▼
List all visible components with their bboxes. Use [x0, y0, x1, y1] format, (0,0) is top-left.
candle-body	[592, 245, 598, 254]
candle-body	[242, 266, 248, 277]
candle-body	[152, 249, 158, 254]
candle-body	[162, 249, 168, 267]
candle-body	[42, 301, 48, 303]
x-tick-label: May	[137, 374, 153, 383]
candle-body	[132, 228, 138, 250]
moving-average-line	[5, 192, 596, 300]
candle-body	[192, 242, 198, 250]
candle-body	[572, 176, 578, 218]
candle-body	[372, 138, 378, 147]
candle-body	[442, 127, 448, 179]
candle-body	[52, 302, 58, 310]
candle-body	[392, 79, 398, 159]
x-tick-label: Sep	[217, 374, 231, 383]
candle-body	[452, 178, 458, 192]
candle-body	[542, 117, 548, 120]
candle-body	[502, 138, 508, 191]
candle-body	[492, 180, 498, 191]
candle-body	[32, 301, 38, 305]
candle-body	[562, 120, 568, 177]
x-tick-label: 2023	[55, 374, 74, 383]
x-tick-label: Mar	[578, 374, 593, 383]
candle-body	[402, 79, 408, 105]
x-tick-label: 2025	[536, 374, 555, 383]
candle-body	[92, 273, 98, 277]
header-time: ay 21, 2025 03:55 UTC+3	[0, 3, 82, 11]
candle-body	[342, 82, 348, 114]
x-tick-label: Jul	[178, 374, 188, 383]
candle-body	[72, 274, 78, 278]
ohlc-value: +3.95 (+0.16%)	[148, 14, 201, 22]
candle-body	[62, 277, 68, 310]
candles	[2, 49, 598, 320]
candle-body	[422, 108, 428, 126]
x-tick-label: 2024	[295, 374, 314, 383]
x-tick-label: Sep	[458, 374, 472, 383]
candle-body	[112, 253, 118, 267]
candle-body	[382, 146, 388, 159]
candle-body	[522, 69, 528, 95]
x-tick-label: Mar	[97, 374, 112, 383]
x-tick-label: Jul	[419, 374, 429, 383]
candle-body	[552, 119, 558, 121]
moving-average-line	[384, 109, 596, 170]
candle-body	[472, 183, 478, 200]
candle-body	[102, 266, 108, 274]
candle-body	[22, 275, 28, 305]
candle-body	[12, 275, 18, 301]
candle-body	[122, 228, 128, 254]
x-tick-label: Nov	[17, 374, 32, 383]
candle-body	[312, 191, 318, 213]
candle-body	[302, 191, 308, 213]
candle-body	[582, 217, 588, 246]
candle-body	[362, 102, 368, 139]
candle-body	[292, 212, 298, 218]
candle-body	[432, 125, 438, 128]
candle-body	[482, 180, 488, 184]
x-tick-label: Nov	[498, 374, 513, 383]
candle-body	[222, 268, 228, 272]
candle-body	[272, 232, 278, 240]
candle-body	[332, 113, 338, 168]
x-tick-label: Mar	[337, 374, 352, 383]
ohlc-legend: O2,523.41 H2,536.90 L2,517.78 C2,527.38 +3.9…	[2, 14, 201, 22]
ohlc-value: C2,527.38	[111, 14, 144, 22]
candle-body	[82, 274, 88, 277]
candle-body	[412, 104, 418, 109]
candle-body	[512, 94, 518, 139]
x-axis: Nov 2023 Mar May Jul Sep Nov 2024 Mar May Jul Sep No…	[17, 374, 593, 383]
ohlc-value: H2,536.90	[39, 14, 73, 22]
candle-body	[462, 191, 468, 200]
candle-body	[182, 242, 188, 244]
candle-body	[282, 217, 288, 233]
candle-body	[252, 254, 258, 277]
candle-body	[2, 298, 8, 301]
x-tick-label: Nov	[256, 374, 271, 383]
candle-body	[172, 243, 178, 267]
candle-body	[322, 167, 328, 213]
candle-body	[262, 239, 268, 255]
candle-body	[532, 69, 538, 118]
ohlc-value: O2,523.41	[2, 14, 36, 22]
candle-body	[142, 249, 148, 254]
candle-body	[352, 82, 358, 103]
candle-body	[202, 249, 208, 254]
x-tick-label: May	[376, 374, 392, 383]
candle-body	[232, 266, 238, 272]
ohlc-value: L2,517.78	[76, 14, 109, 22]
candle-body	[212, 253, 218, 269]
▲
Reproduce the data from its first line through the line that contains "178, 458, 192]", swapping every "candle-body" for "candlestick body" and leaving everything else unchanged.

List all visible components with their bboxes. Use [x0, y0, x1, y1] format, (0,0) is top-left.
candlestick body	[592, 245, 598, 254]
candlestick body	[242, 266, 248, 277]
candlestick body	[152, 249, 158, 254]
candlestick body	[162, 249, 168, 267]
candlestick body	[42, 301, 48, 303]
x-tick-label: May	[137, 374, 153, 383]
candlestick body	[132, 228, 138, 250]
moving-average-line	[5, 192, 596, 300]
candlestick body	[192, 242, 198, 250]
candlestick body	[572, 176, 578, 218]
candlestick body	[372, 138, 378, 147]
candlestick body	[442, 127, 448, 179]
candlestick body	[52, 302, 58, 310]
candlestick body	[392, 79, 398, 159]
x-tick-label: Sep	[217, 374, 231, 383]
candlestick body	[452, 178, 458, 192]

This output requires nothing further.